Collection entries
──────────

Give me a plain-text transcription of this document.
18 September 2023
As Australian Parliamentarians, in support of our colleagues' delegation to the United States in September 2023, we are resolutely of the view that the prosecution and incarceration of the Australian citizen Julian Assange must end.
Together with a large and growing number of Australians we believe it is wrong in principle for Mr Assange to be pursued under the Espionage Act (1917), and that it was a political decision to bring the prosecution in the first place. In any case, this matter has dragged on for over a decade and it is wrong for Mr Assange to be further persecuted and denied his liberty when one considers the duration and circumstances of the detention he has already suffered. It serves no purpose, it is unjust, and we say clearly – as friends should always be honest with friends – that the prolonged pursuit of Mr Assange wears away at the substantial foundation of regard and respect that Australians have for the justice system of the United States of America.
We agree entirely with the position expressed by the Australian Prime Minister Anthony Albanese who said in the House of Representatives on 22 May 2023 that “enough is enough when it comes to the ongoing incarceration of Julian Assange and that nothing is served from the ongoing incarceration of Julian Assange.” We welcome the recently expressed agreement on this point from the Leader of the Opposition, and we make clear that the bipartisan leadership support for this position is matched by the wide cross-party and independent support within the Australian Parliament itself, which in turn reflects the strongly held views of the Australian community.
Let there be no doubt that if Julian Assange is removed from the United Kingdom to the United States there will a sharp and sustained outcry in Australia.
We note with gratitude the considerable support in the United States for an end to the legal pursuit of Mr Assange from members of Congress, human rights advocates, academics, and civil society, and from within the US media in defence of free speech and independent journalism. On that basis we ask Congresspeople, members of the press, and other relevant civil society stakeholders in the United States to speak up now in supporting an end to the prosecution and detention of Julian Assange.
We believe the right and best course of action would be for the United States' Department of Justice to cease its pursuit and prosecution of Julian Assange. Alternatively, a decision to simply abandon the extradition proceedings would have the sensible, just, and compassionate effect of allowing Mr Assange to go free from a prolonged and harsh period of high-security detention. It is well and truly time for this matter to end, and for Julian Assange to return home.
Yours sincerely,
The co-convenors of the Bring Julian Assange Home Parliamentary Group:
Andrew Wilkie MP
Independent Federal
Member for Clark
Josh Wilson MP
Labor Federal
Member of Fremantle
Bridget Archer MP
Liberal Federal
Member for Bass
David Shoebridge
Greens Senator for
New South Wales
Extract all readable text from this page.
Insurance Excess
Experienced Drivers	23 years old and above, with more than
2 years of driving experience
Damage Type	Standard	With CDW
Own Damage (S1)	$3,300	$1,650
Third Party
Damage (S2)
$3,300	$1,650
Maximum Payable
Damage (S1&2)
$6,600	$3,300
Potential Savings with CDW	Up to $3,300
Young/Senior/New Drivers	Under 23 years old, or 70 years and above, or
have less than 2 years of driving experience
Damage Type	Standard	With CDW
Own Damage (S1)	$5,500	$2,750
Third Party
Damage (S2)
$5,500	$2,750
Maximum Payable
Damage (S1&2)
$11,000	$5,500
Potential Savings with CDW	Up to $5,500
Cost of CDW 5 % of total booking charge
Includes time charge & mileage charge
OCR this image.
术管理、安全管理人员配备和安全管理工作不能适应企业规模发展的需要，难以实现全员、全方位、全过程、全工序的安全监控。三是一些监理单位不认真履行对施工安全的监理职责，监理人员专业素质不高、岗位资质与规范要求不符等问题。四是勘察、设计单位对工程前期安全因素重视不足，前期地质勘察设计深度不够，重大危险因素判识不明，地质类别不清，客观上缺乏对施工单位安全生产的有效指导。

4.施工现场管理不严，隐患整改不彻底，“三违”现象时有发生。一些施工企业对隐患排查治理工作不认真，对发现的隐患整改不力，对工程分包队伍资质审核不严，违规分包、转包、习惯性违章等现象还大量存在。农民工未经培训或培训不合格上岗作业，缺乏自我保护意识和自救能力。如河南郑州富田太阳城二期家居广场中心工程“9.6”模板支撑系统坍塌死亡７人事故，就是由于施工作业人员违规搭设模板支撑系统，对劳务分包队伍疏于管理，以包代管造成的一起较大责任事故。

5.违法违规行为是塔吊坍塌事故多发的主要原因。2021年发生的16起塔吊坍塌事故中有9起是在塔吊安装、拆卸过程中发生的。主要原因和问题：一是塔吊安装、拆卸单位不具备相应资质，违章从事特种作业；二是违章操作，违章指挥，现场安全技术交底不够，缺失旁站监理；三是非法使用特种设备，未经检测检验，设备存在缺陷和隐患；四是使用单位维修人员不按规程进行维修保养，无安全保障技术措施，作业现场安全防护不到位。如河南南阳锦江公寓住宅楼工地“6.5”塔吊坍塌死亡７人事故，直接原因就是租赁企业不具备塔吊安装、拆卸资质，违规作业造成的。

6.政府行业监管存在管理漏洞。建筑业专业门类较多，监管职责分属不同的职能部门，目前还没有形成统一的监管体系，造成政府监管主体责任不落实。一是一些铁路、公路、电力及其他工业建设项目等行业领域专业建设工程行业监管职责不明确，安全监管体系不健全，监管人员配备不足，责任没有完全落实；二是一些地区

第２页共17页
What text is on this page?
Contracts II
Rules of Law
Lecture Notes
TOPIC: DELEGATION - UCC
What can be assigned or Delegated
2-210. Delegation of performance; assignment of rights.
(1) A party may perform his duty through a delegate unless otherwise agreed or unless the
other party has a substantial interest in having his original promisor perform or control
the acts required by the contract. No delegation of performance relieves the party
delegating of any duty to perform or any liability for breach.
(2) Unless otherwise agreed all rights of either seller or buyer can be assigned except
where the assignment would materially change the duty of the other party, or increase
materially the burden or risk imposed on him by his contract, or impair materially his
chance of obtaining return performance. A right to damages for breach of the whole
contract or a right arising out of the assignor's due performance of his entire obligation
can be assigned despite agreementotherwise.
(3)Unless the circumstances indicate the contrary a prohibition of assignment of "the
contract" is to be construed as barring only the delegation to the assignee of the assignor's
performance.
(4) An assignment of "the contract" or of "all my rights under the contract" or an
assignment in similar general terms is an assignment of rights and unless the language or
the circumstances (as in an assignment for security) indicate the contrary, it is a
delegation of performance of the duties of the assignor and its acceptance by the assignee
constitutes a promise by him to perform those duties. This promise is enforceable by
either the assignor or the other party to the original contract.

──────────

■ Instruction
Reproduce the complete set of lines precisely as supplied.

■ Answer to this problem
Give me a plain-text transcription of this document.
18 September 2023
As Australian Parliamentarians, in support of our colleagues' delegation to the United States in September 2023, we are resolutely of the view that the prosecution and incarceration of the Australian citizen Julian Assange must end.
Together with a large and growing number of Australians we believe it is wrong in principle for Mr Assange to be pursued under the Espionage Act (1917), and that it was a political decision to bring the prosecution in the first place. In any case, this matter has dragged on for over a decade and it is wrong for Mr Assange to be further persecuted and denied his liberty when one considers the duration and circumstances of the detention he has already suffered. It serves no purpose, it is unjust, and we say clearly – as friends should always be honest with friends – that the prolonged pursuit of Mr Assange wears away at the substantial foundation of regard and respect that Australians have for the justice system of the United States of America.
We agree entirely with the position expressed by the Australian Prime Minister Anthony Albanese who said in the House of Representatives on 22 May 2023 that “enough is enough when it comes to the ongoing incarceration of Julian Assange and that nothing is served from the ongoing incarceration of Julian Assange.” We welcome the recently expressed agreement on this point from the Leader of the Opposition, and we make clear that the bipartisan leadership support for this position is matched by the wide cross-party and independent support within the Australian Parliament itself, which in turn reflects the strongly held views of the Australian community.
Let there be no doubt that if Julian Assange is removed from the United Kingdom to the United States there will a sharp and sustained outcry in Australia.
We note with gratitude the considerable support in the United States for an end to the legal pursuit of Mr Assange from members of Congress, human rights advocates, academics, and civil society, and from within the US media in defence of free speech and independent journalism. On that basis we ask Congresspeople, members of the press, and other relevant civil society stakeholders in the United States to speak up now in supporting an end to the prosecution and detention of Julian Assange.
We believe the right and best course of action would be for the United States' Department of Justice to cease its pursuit and prosecution of Julian Assange. Alternatively, a decision to simply abandon the extradition proceedings would have the sensible, just, and compassionate effect of allowing Mr Assange to go free from a prolonged and harsh period of high-security detention. It is well and truly time for this matter to end, and for Julian Assange to return home.
Yours sincerely,
The co-convenors of the Bring Julian Assange Home Parliamentary Group:
Andrew Wilkie MP
Independent Federal
Member for Clark
Josh Wilson MP
Labor Federal
Member of Fremantle
Bridget Archer MP
Liberal Federal
Member for Bass
David Shoebridge
Greens Senator for
New South Wales
Extract all readable text from this page.
Insurance Excess
Experienced Drivers	23 years old and above, with more than
2 years of driving experience
Damage Type	Standard	With CDW
Own Damage (S1)	$3,300	$1,650
Third Party
Damage (S2)
$3,300	$1,650
Maximum Payable
Damage (S1&2)
$6,600	$3,300
Potential Savings with CDW	Up to $3,300
Young/Senior/New Drivers	Under 23 years old, or 70 years and above, or
have less than 2 years of driving experience
Damage Type	Standard	With CDW
Own Damage (S1)	$5,500	$2,750
Third Party
Damage (S2)
$5,500	$2,750
Maximum Payable
Damage (S1&2)
$11,000	$5,500
Potential Savings with CDW	Up to $5,500
Cost of CDW 5 % of total booking charge
Includes time charge & mileage charge
OCR this image.
术管理、安全管理人员配备和安全管理工作不能适应企业规模发展的需要，难以实现全员、全方位、全过程、全工序的安全监控。三是一些监理单位不认真履行对施工安全的监理职责，监理人员专业素质不高、岗位资质与规范要求不符等问题。四是勘察、设计单位对工程前期安全因素重视不足，前期地质勘察设计深度不够，重大危险因素判识不明，地质类别不清，客观上缺乏对施工单位安全生产的有效指导。

4.施工现场管理不严，隐患整改不彻底，“三违”现象时有发生。一些施工企业对隐患排查治理工作不认真，对发现的隐患整改不力，对工程分包队伍资质审核不严，违规分包、转包、习惯性违章等现象还大量存在。农民工未经培训或培训不合格上岗作业，缺乏自我保护意识和自救能力。如河南郑州富田太阳城二期家居广场中心工程“9.6”模板支撑系统坍塌死亡７人事故，就是由于施工作业人员违规搭设模板支撑系统，对劳务分包队伍疏于管理，以包代管造成的一起较大责任事故。

5.违法违规行为是塔吊坍塌事故多发的主要原因。2021年发生的16起塔吊坍塌事故中有9起是在塔吊安装、拆卸过程中发生的。主要原因和问题：一是塔吊安装、拆卸单位不具备相应资质，违章从事特种作业；二是违章操作，违章指挥，现场安全技术交底不够，缺失旁站监理；三是非法使用特种设备，未经检测检验，设备存在缺陷和隐患；四是使用单位维修人员不按规程进行维修保养，无安全保障技术措施，作业现场安全防护不到位。如河南南阳锦江公寓住宅楼工地“6.5”塔吊坍塌死亡７人事故，直接原因就是租赁企业不具备塔吊安装、拆卸资质，违规作业造成的。

6.政府行业监管存在管理漏洞。建筑业专业门类较多，监管职责分属不同的职能部门，目前还没有形成统一的监管体系，造成政府监管主体责任不落实。一是一些铁路、公路、电力及其他工业建设项目等行业领域专业建设工程行业监管职责不明确，安全监管体系不健全，监管人员配备不足，责任没有完全落实；二是一些地区

第２页共17页
What text is on this page?
Contracts II
Rules of Law
Lecture Notes
TOPIC: DELEGATION - UCC
What can be assigned or Delegated
2-210. Delegation of performance; assignment of rights.
(1) A party may perform his duty through a delegate unless otherwise agreed or unless the
other party has a substantial interest in having his original promisor perform or control
the acts required by the contract. No delegation of performance relieves the party
delegating of any duty to perform or any liability for breach.
(2) Unless otherwise agreed all rights of either seller or buyer can be assigned except
where the assignment would materially change the duty of the other party, or increase
materially the burden or risk imposed on him by his contract, or impair materially his
chance of obtaining return performance. A right to damages for breach of the whole
contract or a right arising out of the assignor's due performance of his entire obligation
can be assigned despite agreementotherwise.
(3)Unless the circumstances indicate the contrary a prohibition of assignment of "the
contract" is to be construed as barring only the delegation to the assignee of the assignor's
performance.
(4) An assignment of "the contract" or of "all my rights under the contract" or an
assignment in similar general terms is an assignment of rights and unless the language or
the circumstances (as in an assignment for security) indicate the contrary, it is a
delegation of performance of the duties of the assignor and its acceptance by the assignee
constitutes a promise by him to perform those duties. This promise is enforceable by
either the assignor or the other party to the original contract.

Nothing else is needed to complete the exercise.